Exercise data >>
==============================

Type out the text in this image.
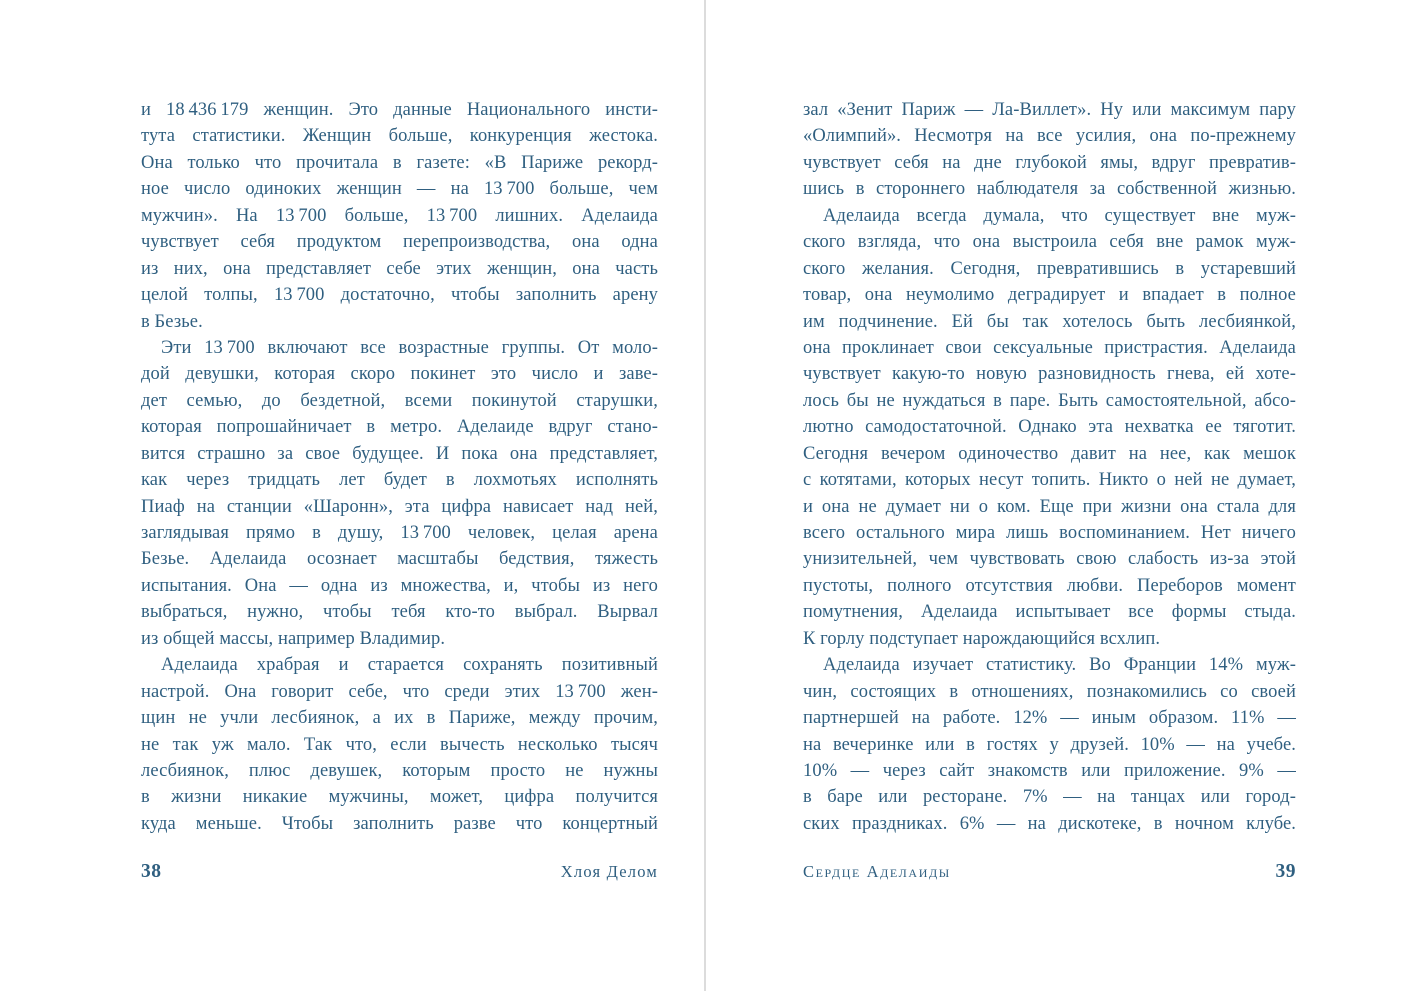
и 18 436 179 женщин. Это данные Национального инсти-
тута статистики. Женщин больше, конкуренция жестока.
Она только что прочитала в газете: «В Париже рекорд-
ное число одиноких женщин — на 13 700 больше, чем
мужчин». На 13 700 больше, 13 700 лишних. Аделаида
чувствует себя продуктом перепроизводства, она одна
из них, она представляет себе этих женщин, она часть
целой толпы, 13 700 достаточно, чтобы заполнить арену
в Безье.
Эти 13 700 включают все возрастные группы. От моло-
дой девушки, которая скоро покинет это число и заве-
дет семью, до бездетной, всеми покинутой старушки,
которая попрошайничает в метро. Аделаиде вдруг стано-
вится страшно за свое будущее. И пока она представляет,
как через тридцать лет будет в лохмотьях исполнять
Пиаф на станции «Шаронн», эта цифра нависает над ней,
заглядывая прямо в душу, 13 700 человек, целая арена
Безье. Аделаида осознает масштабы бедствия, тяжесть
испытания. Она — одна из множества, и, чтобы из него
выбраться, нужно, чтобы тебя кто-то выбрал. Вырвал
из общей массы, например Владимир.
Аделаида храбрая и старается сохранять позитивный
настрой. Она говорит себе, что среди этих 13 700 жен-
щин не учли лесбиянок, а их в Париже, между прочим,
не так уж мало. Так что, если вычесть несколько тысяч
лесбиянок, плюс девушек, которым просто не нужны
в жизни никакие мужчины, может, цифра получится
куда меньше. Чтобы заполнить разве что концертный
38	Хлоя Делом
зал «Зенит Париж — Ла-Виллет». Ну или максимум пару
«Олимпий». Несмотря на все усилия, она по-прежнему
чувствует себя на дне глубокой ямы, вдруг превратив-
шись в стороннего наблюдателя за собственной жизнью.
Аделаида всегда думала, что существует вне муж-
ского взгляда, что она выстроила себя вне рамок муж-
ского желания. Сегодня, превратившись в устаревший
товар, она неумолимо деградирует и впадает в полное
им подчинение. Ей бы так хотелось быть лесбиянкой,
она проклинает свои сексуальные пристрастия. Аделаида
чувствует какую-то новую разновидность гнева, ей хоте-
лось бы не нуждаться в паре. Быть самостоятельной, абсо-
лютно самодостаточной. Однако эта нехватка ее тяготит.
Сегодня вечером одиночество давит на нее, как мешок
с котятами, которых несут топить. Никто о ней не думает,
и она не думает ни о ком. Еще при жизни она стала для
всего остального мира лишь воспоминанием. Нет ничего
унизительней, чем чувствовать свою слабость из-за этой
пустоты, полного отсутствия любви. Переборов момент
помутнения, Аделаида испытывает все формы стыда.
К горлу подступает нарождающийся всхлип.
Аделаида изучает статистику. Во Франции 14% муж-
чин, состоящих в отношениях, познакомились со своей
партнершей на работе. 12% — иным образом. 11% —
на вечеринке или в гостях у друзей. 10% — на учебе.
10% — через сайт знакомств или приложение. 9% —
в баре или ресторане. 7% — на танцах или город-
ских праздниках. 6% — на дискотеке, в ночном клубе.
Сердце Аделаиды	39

==============================

What is needed >>
How many of the lines above include the string "больше"? Reply with the number by itself.

Task result >>
3